REQUEST —
Set the listing down again exactly, please, apart from its pictures.
___ RECORDS FOR THIS EXERCISE
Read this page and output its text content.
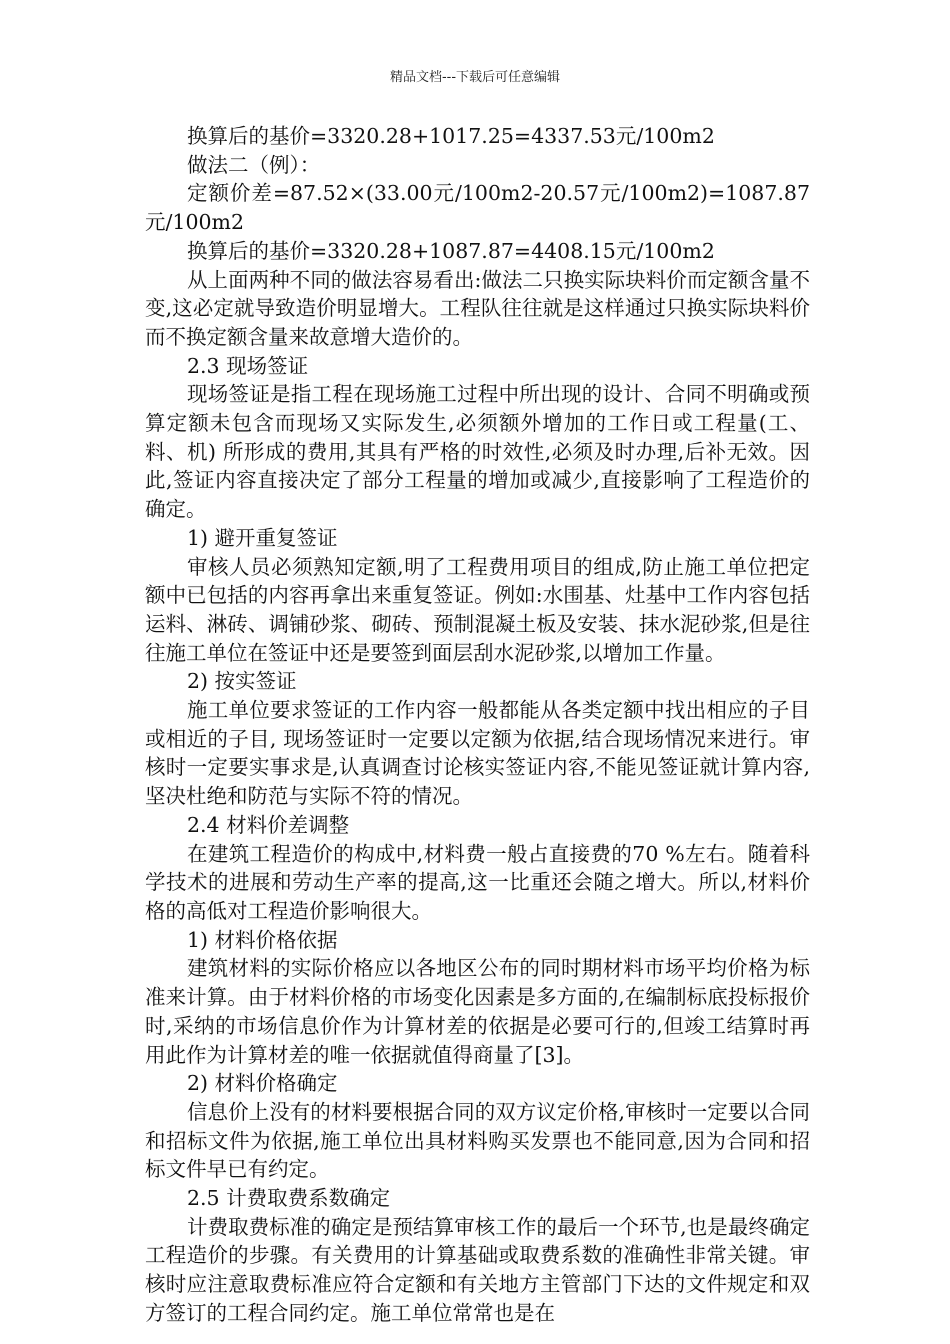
精品文档---下载后可任意编辑

换算后的基价=3320.28+1017.25=4337.53元/100m2

做法二（例）：

定额价差=87.52×(33.00元/100m2-20.57元/100m2)=1087.87元/100m2

换算后的基价=3320.28+1087.87=4408.15元/100m2

从上面两种不同的做法容易看出:做法二只换实际块料价而定额含量不变,这必定就导致造价明显增大。工程队往往就是这样通过只换实际块料价而不换定额含量来故意增大造价的。

2.3 现场签证

现场签证是指工程在现场施工过程中所出现的设计、合同不明确或预算定额未包含而现场又实际发生,必须额外增加的工作日或工程量(工、料、机) 所形成的费用,其具有严格的时效性,必须及时办理,后补无效。因此,签证内容直接决定了部分工程量的增加或减少,直接影响了工程造价的确定。

1) 避开重复签证

审核人员必须熟知定额,明了工程费用项目的组成,防止施工单位把定额中已包括的内容再拿出来重复签证。例如:水围基、灶基中工作内容包括运料、淋砖、调铺砂浆、砌砖、预制混凝土板及安装、抹水泥砂浆,但是往往施工单位在签证中还是要签到面层刮水泥砂浆,以增加工作量。

2) 按实签证

施工单位要求签证的工作内容一般都能从各类定额中找出相应的子目或相近的子目, 现场签证时一定要以定额为依据,结合现场情况来进行。审核时一定要实事求是,认真调查讨论核实签证内容,不能见签证就计算内容,坚决杜绝和防范与实际不符的情况。

2.4 材料价差调整

在建筑工程造价的构成中,材料费一般占直接费的70 %左右。随着科学技术的进展和劳动生产率的提高,这一比重还会随之增大。所以,材料价格的高低对工程造价影响很大。

1) 材料价格依据

建筑材料的实际价格应以各地区公布的同时期材料市场平均价格为标准来计算。由于材料价格的市场变化因素是多方面的,在编制标底投标报价时,采纳的市场信息价作为计算材差的依据是必要可行的,但竣工结算时再用此作为计算材差的唯一依据就值得商量了[3]。

2) 材料价格确定

信息价上没有的材料要根据合同的双方议定价格,审核时一定要以合同和招标文件为依据,施工单位出具材料购买发票也不能同意,因为合同和招标文件早已有约定。

2.5 计费取费系数确定

计费取费标准的确定是预结算审核工作的最后一个环节,也是最终确定工程造价的步骤。有关费用的计算基础或取费系数的准确性非常关键。审核时应注意取费标准应符合定额和有关地方主管部门下达的文件规定和双方签订的工程合同约定。施工单位常常也是在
______
EXERCISE RESULT —
Read this page and output its text content.
精品文档---下载后可任意编辑

换算后的基价=3320.28+1017.25=4337.53元/100m2

做法二（例）：

定额价差=87.52×(33.00元/100m2-20.57元/100m2)=1087.87元/100m2

换算后的基价=3320.28+1087.87=4408.15元/100m2

从上面两种不同的做法容易看出:做法二只换实际块料价而定额含量不变,这必定就导致造价明显增大。工程队往往就是这样通过只换实际块料价而不换定额含量来故意增大造价的。

2.3 现场签证

现场签证是指工程在现场施工过程中所出现的设计、合同不明确或预算定额未包含而现场又实际发生,必须额外增加的工作日或工程量(工、料、机) 所形成的费用,其具有严格的时效性,必须及时办理,后补无效。因此,签证内容直接决定了部分工程量的增加或减少,直接影响了工程造价的确定。

1) 避开重复签证

审核人员必须熟知定额,明了工程费用项目的组成,防止施工单位把定额中已包括的内容再拿出来重复签证。例如:水围基、灶基中工作内容包括运料、淋砖、调铺砂浆、砌砖、预制混凝土板及安装、抹水泥砂浆,但是往往施工单位在签证中还是要签到面层刮水泥砂浆,以增加工作量。

2) 按实签证

施工单位要求签证的工作内容一般都能从各类定额中找出相应的子目或相近的子目, 现场签证时一定要以定额为依据,结合现场情况来进行。审核时一定要实事求是,认真调查讨论核实签证内容,不能见签证就计算内容,坚决杜绝和防范与实际不符的情况。

2.4 材料价差调整

在建筑工程造价的构成中,材料费一般占直接费的70 %左右。随着科学技术的进展和劳动生产率的提高,这一比重还会随之增大。所以,材料价格的高低对工程造价影响很大。

1) 材料价格依据

建筑材料的实际价格应以各地区公布的同时期材料市场平均价格为标准来计算。由于材料价格的市场变化因素是多方面的,在编制标底投标报价时,采纳的市场信息价作为计算材差的依据是必要可行的,但竣工结算时再用此作为计算材差的唯一依据就值得商量了[3]。

2) 材料价格确定

信息价上没有的材料要根据合同的双方议定价格,审核时一定要以合同和招标文件为依据,施工单位出具材料购买发票也不能同意,因为合同和招标文件早已有约定。

2.5 计费取费系数确定

计费取费标准的确定是预结算审核工作的最后一个环节,也是最终确定工程造价的步骤。有关费用的计算基础或取费系数的准确性非常关键。审核时应注意取费标准应符合定额和有关地方主管部门下达的文件规定和双方签订的工程合同约定。施工单位常常也是在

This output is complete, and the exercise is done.